** START EXTRACTED INFORMATION **

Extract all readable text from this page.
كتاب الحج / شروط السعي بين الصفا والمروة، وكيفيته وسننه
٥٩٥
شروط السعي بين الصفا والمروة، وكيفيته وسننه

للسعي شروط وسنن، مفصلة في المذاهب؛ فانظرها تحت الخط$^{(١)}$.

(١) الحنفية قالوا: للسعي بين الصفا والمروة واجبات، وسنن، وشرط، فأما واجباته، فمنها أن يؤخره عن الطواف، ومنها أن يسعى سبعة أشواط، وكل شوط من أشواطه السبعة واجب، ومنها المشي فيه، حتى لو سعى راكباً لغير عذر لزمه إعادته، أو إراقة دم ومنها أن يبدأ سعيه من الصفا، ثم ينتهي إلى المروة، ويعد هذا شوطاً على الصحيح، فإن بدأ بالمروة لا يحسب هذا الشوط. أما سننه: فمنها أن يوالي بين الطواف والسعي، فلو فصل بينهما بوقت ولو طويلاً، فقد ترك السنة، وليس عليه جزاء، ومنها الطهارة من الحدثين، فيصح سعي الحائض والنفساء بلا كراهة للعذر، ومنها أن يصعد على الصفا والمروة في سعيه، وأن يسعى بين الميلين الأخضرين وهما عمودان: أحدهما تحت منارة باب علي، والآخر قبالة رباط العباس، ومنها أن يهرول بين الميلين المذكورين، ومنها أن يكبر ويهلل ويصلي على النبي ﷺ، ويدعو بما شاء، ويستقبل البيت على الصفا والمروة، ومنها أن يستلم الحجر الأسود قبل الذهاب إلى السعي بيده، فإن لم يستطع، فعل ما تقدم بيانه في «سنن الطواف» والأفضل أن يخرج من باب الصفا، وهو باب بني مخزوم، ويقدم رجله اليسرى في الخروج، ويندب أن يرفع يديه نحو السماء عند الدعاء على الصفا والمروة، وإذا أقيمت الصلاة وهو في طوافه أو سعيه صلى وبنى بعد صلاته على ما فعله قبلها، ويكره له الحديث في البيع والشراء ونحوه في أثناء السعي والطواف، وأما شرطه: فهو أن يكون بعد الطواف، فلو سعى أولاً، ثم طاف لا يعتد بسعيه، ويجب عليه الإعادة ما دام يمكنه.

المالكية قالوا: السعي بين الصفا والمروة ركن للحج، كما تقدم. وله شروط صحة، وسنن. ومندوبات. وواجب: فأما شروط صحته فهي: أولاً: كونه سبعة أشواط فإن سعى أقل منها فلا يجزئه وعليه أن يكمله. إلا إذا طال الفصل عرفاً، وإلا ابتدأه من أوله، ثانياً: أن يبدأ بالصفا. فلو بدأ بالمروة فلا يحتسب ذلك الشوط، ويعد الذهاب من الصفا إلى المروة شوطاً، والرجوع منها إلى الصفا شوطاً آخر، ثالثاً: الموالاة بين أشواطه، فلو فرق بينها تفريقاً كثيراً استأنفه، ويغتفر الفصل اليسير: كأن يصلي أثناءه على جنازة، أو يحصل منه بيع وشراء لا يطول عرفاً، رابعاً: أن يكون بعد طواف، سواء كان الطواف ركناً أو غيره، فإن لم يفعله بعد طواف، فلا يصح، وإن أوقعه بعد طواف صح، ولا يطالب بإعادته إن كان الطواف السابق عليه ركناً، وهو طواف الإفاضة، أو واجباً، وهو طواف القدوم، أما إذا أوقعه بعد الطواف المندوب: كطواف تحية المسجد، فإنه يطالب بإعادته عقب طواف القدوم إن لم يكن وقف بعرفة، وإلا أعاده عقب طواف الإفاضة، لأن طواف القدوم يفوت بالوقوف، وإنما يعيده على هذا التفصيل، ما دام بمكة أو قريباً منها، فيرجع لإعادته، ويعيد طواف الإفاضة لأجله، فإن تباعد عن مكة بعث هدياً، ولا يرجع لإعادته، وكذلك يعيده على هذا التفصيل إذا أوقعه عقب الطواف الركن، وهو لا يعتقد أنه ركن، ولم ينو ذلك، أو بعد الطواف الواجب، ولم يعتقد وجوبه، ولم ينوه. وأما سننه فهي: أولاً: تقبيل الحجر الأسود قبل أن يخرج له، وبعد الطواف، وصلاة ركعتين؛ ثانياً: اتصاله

** END EXTRACTED INFORMATION **

### WHAT TO DO
Retype the listing above in full, with no alterations.

### THE OUTPUT
Extract all readable text from this page.
كتاب الحج / شروط السعي بين الصفا والمروة، وكيفيته وسننه
٥٩٥
شروط السعي بين الصفا والمروة، وكيفيته وسننه

للسعي شروط وسنن، مفصلة في المذاهب؛ فانظرها تحت الخط$^{(١)}$.

(١) الحنفية قالوا: للسعي بين الصفا والمروة واجبات، وسنن، وشرط، فأما واجباته، فمنها أن يؤخره عن الطواف، ومنها أن يسعى سبعة أشواط، وكل شوط من أشواطه السبعة واجب، ومنها المشي فيه، حتى لو سعى راكباً لغير عذر لزمه إعادته، أو إراقة دم ومنها أن يبدأ سعيه من الصفا، ثم ينتهي إلى المروة، ويعد هذا شوطاً على الصحيح، فإن بدأ بالمروة لا يحسب هذا الشوط. أما سننه: فمنها أن يوالي بين الطواف والسعي، فلو فصل بينهما بوقت ولو طويلاً، فقد ترك السنة، وليس عليه جزاء، ومنها الطهارة من الحدثين، فيصح سعي الحائض والنفساء بلا كراهة للعذر، ومنها أن يصعد على الصفا والمروة في سعيه، وأن يسعى بين الميلين الأخضرين وهما عمودان: أحدهما تحت منارة باب علي، والآخر قبالة رباط العباس، ومنها أن يهرول بين الميلين المذكورين، ومنها أن يكبر ويهلل ويصلي على النبي ﷺ، ويدعو بما شاء، ويستقبل البيت على الصفا والمروة، ومنها أن يستلم الحجر الأسود قبل الذهاب إلى السعي بيده، فإن لم يستطع، فعل ما تقدم بيانه في «سنن الطواف» والأفضل أن يخرج من باب الصفا، وهو باب بني مخزوم، ويقدم رجله اليسرى في الخروج، ويندب أن يرفع يديه نحو السماء عند الدعاء على الصفا والمروة، وإذا أقيمت الصلاة وهو في طوافه أو سعيه صلى وبنى بعد صلاته على ما فعله قبلها، ويكره له الحديث في البيع والشراء ونحوه في أثناء السعي والطواف، وأما شرطه: فهو أن يكون بعد الطواف، فلو سعى أولاً، ثم طاف لا يعتد بسعيه، ويجب عليه الإعادة ما دام يمكنه.

المالكية قالوا: السعي بين الصفا والمروة ركن للحج، كما تقدم. وله شروط صحة، وسنن. ومندوبات. وواجب: فأما شروط صحته فهي: أولاً: كونه سبعة أشواط فإن سعى أقل منها فلا يجزئه وعليه أن يكمله. إلا إذا طال الفصل عرفاً، وإلا ابتدأه من أوله، ثانياً: أن يبدأ بالصفا. فلو بدأ بالمروة فلا يحتسب ذلك الشوط، ويعد الذهاب من الصفا إلى المروة شوطاً، والرجوع منها إلى الصفا شوطاً آخر، ثالثاً: الموالاة بين أشواطه، فلو فرق بينها تفريقاً كثيراً استأنفه، ويغتفر الفصل اليسير: كأن يصلي أثناءه على جنازة، أو يحصل منه بيع وشراء لا يطول عرفاً، رابعاً: أن يكون بعد طواف، سواء كان الطواف ركناً أو غيره، فإن لم يفعله بعد طواف، فلا يصح، وإن أوقعه بعد طواف صح، ولا يطالب بإعادته إن كان الطواف السابق عليه ركناً، وهو طواف الإفاضة، أو واجباً، وهو طواف القدوم، أما إذا أوقعه بعد الطواف المندوب: كطواف تحية المسجد، فإنه يطالب بإعادته عقب طواف القدوم إن لم يكن وقف بعرفة، وإلا أعاده عقب طواف الإفاضة، لأن طواف القدوم يفوت بالوقوف، وإنما يعيده على هذا التفصيل، ما دام بمكة أو قريباً منها، فيرجع لإعادته، ويعيد طواف الإفاضة لأجله، فإن تباعد عن مكة بعث هدياً، ولا يرجع لإعادته، وكذلك يعيده على هذا التفصيل إذا أوقعه عقب الطواف الركن، وهو لا يعتقد أنه ركن، ولم ينو ذلك، أو بعد الطواف الواجب، ولم يعتقد وجوبه، ولم ينوه. وأما سننه فهي: أولاً: تقبيل الحجر الأسود قبل أن يخرج له، وبعد الطواف، وصلاة ركعتين؛ ثانياً: اتصاله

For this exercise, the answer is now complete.